• _Instructions to follow_
Every entry that follows needs to be repeated exactly.

• _Task inputs_
....
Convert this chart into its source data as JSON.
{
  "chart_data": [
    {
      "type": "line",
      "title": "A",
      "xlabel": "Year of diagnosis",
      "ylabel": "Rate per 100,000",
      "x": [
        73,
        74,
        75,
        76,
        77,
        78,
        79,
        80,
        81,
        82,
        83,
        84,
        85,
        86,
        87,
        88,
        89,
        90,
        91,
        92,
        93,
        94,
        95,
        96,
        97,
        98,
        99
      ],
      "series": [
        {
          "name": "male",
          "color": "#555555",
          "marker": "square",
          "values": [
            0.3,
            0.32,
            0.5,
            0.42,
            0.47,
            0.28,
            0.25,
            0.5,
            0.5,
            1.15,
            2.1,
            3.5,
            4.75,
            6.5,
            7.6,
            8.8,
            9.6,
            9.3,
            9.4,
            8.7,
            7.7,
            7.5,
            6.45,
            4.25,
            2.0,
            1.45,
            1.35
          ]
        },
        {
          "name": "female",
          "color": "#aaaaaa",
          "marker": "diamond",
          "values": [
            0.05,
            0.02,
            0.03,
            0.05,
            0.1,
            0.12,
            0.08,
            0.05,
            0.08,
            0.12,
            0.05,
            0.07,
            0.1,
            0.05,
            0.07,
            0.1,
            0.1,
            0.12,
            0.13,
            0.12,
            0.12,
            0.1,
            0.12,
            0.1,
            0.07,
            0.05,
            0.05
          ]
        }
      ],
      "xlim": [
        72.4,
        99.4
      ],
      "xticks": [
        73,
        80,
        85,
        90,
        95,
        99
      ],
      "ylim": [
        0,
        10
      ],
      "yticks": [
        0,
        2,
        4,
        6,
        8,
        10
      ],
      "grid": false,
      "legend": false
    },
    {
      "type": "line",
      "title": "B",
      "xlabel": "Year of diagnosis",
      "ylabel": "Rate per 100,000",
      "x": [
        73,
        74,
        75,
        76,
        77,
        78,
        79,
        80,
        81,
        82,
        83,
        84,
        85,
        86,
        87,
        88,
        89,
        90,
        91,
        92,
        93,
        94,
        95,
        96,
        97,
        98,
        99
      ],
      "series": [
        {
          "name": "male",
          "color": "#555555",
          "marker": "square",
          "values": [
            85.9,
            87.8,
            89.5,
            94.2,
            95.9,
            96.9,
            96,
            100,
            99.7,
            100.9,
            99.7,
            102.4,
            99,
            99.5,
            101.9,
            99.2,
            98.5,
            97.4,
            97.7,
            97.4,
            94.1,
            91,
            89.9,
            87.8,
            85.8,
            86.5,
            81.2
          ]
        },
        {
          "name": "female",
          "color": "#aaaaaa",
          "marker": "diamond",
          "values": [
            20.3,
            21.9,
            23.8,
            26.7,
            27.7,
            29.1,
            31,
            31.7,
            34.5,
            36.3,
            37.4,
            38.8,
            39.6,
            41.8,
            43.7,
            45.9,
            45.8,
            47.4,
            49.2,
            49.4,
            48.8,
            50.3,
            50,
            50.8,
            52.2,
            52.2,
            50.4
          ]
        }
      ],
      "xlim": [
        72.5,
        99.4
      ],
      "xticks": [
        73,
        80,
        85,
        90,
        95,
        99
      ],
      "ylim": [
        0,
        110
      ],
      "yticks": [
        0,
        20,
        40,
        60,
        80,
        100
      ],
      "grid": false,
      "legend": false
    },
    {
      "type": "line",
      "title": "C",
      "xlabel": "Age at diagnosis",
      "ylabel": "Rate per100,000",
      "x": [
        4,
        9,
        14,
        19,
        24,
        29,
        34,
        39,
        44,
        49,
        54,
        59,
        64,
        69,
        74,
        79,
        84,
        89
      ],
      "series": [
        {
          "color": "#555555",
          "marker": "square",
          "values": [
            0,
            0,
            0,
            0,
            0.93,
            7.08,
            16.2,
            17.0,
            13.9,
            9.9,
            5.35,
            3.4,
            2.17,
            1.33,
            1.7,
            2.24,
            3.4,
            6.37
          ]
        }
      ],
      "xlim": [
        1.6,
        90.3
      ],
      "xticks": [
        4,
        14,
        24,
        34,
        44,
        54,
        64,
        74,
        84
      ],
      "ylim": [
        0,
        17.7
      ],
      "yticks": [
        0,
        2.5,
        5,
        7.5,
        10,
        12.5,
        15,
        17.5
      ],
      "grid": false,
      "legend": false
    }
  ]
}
....
• _Task solution_
Convert this chart into its source data as JSON.
{
  "chart_data": [
    {
      "type": "line",
      "title": "A",
      "xlabel": "Year of diagnosis",
      "ylabel": "Rate per 100,000",
      "x": [
        73,
        74,
        75,
        76,
        77,
        78,
        79,
        80,
        81,
        82,
        83,
        84,
        85,
        86,
        87,
        88,
        89,
        90,
        91,
        92,
        93,
        94,
        95,
        96,
        97,
        98,
        99
      ],
      "series": [
        {
          "name": "male",
          "color": "#555555",
          "marker": "square",
          "values": [
            0.3,
            0.32,
            0.5,
            0.42,
            0.47,
            0.28,
            0.25,
            0.5,
            0.5,
            1.15,
            2.1,
            3.5,
            4.75,
            6.5,
            7.6,
            8.8,
            9.6,
            9.3,
            9.4,
            8.7,
            7.7,
            7.5,
            6.45,
            4.25,
            2.0,
            1.45,
            1.35
          ]
        },
        {
          "name": "female",
          "color": "#aaaaaa",
          "marker": "diamond",
          "values": [
            0.05,
            0.02,
            0.03,
            0.05,
            0.1,
            0.12,
            0.08,
            0.05,
            0.08,
            0.12,
            0.05,
            0.07,
            0.1,
            0.05,
            0.07,
            0.1,
            0.1,
            0.12,
            0.13,
            0.12,
            0.12,
            0.1,
            0.12,
            0.1,
            0.07,
            0.05,
            0.05
          ]
        }
      ],
      "xlim": [
        72.4,
        99.4
      ],
      "xticks": [
        73,
        80,
        85,
        90,
        95,
        99
      ],
      "ylim": [
        0,
        10
      ],
      "yticks": [
        0,
        2,
        4,
        6,
        8,
        10
      ],
      "grid": false,
      "legend": false
    },
    {
      "type": "line",
      "title": "B",
      "xlabel": "Year of diagnosis",
      "ylabel": "Rate per 100,000",
      "x": [
        73,
        74,
        75,
        76,
        77,
        78,
        79,
        80,
        81,
        82,
        83,
        84,
        85,
        86,
        87,
        88,
        89,
        90,
        91,
        92,
        93,
        94,
        95,
        96,
        97,
        98,
        99
      ],
      "series": [
        {
          "name": "male",
          "color": "#555555",
          "marker": "square",
          "values": [
            85.9,
            87.8,
            89.5,
            94.2,
            95.9,
            96.9,
            96,
            100,
            99.7,
            100.9,
            99.7,
            102.4,
            99,
            99.5,
            101.9,
            99.2,
            98.5,
            97.4,
            97.7,
            97.4,
            94.1,
            91,
            89.9,
            87.8,
            85.8,
            86.5,
            81.2
          ]
        },
        {
          "name": "female",
          "color": "#aaaaaa",
          "marker": "diamond",
          "values": [
            20.3,
            21.9,
            23.8,
            26.7,
            27.7,
            29.1,
            31,
            31.7,
            34.5,
            36.3,
            37.4,
            38.8,
            39.6,
            41.8,
            43.7,
            45.9,
            45.8,
            47.4,
            49.2,
            49.4,
            48.8,
            50.3,
            50,
            50.8,
            52.2,
            52.2,
            50.4
          ]
        }
      ],
      "xlim": [
        72.5,
        99.4
      ],
      "xticks": [
        73,
        80,
        85,
        90,
        95,
        99
      ],
      "ylim": [
        0,
        110
      ],
      "yticks": [
        0,
        20,
        40,
        60,
        80,
        100
      ],
      "grid": false,
      "legend": false
    },
    {
      "type": "line",
      "title": "C",
      "xlabel": "Age at diagnosis",
      "ylabel": "Rate per100,000",
      "x": [
        4,
        9,
        14,
        19,
        24,
        29,
        34,
        39,
        44,
        49,
        54,
        59,
        64,
        69,
        74,
        79,
        84,
        89
      ],
      "series": [
        {
          "color": "#555555",
          "marker": "square",
          "values": [
            0,
            0,
            0,
            0,
            0.93,
            7.08,
            16.2,
            17.0,
            13.9,
            9.9,
            5.35,
            3.4,
            2.17,
            1.33,
            1.7,
            2.24,
            3.4,
            6.37
          ]
        }
      ],
      "xlim": [
        1.6,
        90.3
      ],
      "xticks": [
        4,
        14,
        24,
        34,
        44,
        54,
        64,
        74,
        84
      ],
      "ylim": [
        0,
        17.7
      ],
      "yticks": [
        0,
        2.5,
        5,
        7.5,
        10,
        12.5,
        15,
        17.5
      ],
      "grid": false,
      "legend": false
    }
  ]
}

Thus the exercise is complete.